Reading down the listing below, count the lines where the word "this" shows up, then give only that count.

--- begin ---

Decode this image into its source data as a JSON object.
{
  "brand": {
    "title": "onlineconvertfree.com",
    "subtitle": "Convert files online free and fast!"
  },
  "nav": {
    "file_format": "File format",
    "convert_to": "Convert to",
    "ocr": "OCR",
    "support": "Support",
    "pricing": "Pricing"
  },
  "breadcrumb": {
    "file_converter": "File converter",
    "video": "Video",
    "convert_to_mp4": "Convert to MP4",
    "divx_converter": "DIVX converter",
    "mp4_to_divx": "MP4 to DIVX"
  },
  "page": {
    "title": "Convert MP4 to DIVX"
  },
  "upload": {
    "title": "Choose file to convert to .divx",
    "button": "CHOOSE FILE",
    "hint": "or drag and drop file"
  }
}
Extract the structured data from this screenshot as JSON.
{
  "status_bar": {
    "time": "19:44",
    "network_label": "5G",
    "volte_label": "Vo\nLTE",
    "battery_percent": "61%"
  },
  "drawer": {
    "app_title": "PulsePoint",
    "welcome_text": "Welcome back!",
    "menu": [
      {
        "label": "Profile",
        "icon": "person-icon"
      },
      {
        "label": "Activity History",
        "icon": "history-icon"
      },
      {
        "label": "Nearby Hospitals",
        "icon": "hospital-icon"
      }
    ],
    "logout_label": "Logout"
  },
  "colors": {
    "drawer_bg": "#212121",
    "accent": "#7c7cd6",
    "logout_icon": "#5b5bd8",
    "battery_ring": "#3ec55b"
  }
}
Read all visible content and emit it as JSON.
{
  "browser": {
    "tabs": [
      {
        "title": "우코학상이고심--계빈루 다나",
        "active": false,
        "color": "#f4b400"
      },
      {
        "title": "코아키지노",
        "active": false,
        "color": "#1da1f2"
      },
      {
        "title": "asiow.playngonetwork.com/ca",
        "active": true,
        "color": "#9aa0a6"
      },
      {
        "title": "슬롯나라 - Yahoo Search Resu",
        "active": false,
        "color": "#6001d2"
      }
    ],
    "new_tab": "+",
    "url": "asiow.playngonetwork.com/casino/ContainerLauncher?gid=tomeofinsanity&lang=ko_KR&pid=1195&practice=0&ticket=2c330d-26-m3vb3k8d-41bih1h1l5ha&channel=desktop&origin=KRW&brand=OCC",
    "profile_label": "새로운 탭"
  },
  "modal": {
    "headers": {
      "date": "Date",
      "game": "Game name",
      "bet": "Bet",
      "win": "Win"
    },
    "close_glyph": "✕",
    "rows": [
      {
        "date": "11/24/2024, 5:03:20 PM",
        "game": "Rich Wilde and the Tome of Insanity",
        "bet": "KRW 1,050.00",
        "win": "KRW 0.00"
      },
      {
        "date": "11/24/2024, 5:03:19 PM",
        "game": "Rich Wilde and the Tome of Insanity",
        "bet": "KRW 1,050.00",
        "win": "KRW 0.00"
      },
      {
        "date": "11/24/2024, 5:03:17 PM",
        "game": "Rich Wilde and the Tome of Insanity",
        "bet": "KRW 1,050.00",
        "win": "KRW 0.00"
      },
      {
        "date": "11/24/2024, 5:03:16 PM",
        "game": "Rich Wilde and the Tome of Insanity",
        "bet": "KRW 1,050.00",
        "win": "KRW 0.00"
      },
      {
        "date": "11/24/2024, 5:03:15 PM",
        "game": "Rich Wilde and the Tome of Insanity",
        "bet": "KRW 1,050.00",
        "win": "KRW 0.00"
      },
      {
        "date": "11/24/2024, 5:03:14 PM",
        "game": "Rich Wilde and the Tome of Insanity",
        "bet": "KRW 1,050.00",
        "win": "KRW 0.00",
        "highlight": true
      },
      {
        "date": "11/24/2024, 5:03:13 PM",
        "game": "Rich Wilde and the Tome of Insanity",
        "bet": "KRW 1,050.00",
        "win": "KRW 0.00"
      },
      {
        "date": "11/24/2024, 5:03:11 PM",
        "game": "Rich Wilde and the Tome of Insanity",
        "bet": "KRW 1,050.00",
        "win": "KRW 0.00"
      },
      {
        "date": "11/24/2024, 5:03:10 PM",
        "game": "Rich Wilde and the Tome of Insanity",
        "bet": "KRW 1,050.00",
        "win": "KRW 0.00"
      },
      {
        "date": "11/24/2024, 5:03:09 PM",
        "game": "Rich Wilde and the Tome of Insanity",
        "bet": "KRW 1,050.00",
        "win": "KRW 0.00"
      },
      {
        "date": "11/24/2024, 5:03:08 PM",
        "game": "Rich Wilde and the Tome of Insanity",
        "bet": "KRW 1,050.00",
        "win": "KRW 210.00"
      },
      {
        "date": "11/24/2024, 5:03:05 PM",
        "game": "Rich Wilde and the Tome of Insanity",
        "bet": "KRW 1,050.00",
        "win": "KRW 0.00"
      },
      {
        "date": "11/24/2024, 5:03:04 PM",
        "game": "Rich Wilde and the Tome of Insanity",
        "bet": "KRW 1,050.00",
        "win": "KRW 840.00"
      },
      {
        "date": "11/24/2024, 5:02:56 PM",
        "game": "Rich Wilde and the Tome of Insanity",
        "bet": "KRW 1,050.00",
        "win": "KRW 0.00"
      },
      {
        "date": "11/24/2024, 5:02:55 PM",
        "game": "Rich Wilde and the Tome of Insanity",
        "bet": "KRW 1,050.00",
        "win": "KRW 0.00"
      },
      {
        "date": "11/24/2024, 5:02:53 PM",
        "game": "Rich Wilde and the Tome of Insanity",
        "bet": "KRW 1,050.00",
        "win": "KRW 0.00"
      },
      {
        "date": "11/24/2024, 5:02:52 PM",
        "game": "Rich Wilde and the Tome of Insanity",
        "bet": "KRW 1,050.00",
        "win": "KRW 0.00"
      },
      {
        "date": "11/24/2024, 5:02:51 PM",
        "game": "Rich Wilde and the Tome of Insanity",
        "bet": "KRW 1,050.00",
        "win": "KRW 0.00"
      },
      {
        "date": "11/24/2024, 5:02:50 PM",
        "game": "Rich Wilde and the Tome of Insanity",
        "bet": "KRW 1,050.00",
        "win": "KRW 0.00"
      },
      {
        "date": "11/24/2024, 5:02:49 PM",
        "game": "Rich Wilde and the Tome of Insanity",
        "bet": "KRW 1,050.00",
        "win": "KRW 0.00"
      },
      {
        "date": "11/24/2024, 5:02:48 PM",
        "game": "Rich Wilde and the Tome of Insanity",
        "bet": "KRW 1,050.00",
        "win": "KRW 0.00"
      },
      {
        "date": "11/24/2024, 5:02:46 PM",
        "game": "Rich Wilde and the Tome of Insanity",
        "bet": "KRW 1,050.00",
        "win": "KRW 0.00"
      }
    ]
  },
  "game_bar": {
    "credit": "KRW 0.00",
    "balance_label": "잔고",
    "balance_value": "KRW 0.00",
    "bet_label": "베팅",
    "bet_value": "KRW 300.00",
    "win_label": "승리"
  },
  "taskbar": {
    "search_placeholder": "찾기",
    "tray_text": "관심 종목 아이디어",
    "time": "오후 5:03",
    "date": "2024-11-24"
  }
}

--- end ---

> [Final result]: 2